What you should do: Repeat each record below exactly, dropping the pictures.

Data listing:

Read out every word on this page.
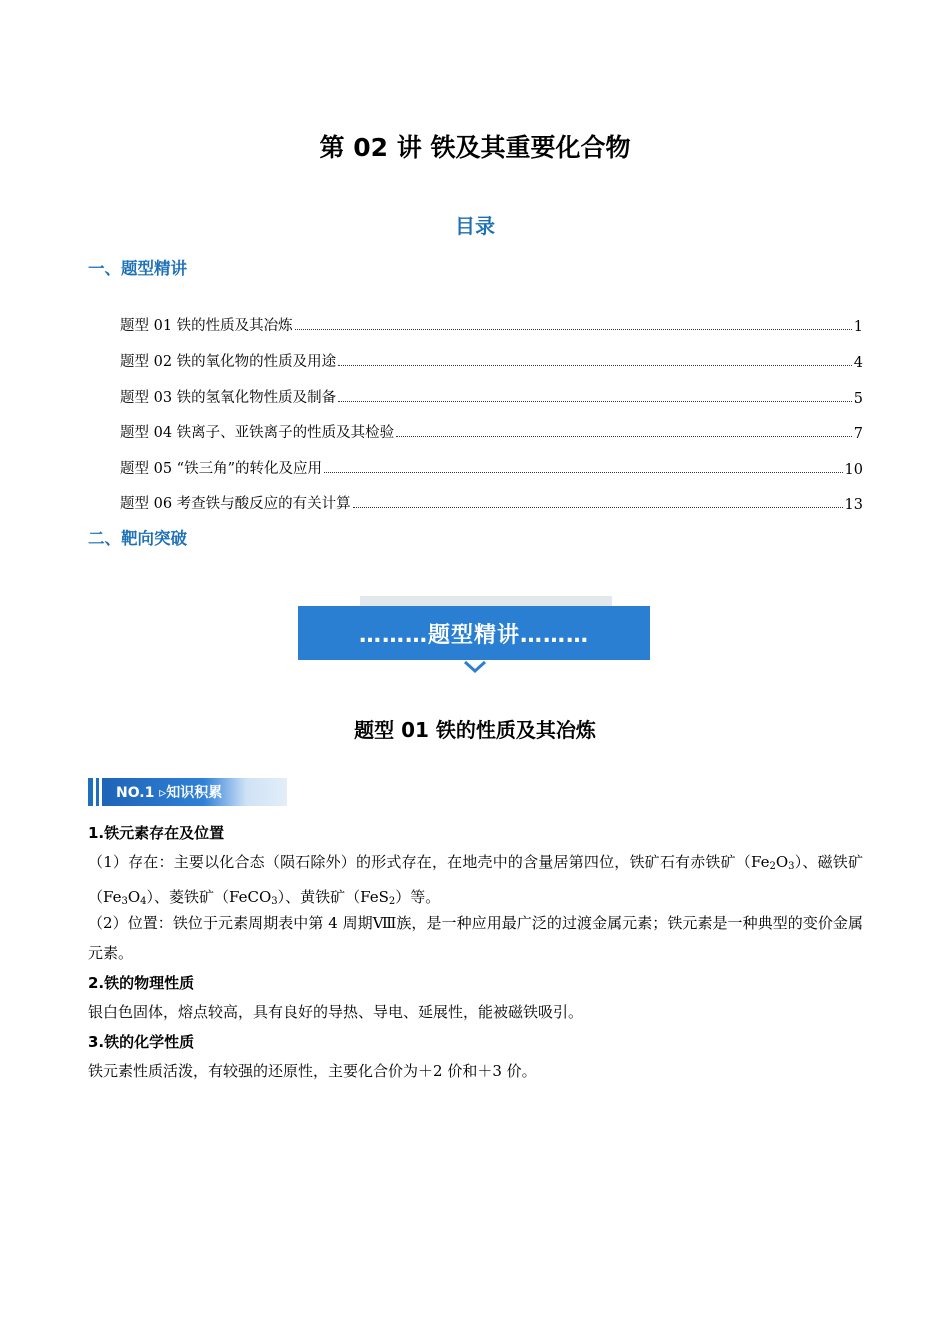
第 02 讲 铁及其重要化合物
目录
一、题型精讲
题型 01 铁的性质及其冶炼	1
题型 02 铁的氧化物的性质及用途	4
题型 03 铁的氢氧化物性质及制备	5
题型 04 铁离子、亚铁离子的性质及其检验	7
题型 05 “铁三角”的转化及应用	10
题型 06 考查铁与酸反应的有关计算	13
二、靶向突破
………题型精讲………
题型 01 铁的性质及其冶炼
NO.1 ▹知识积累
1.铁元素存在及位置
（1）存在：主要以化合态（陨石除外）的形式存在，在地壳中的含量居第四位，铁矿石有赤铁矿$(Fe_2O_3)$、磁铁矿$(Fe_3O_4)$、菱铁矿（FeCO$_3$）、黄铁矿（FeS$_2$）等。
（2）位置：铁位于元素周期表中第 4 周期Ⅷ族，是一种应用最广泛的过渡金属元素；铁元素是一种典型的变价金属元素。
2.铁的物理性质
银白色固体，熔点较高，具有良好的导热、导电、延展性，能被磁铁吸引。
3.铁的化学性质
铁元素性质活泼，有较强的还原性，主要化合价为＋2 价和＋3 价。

Exercise response:
Read out every word on this page.
第 02 讲 铁及其重要化合物
目录
一、题型精讲
题型 01 铁的性质及其冶炼	1
题型 02 铁的氧化物的性质及用途	4
题型 03 铁的氢氧化物性质及制备	5
题型 04 铁离子、亚铁离子的性质及其检验	7
题型 05 “铁三角”的转化及应用	10
题型 06 考查铁与酸反应的有关计算	13
二、靶向突破
………题型精讲………
题型 01 铁的性质及其冶炼
NO.1 ▹知识积累
1.铁元素存在及位置
（1）存在：主要以化合态（陨石除外）的形式存在，在地壳中的含量居第四位，铁矿石有赤铁矿$(Fe_2O_3)$、磁铁矿$(Fe_3O_4)$、菱铁矿（FeCO$_3$）、黄铁矿（FeS$_2$）等。
（2）位置：铁位于元素周期表中第 4 周期Ⅷ族，是一种应用最广泛的过渡金属元素；铁元素是一种典型的变价金属元素。
2.铁的物理性质
银白色固体，熔点较高，具有良好的导热、导电、延展性，能被磁铁吸引。
3.铁的化学性质
铁元素性质活泼，有较强的还原性，主要化合价为＋2 价和＋3 价。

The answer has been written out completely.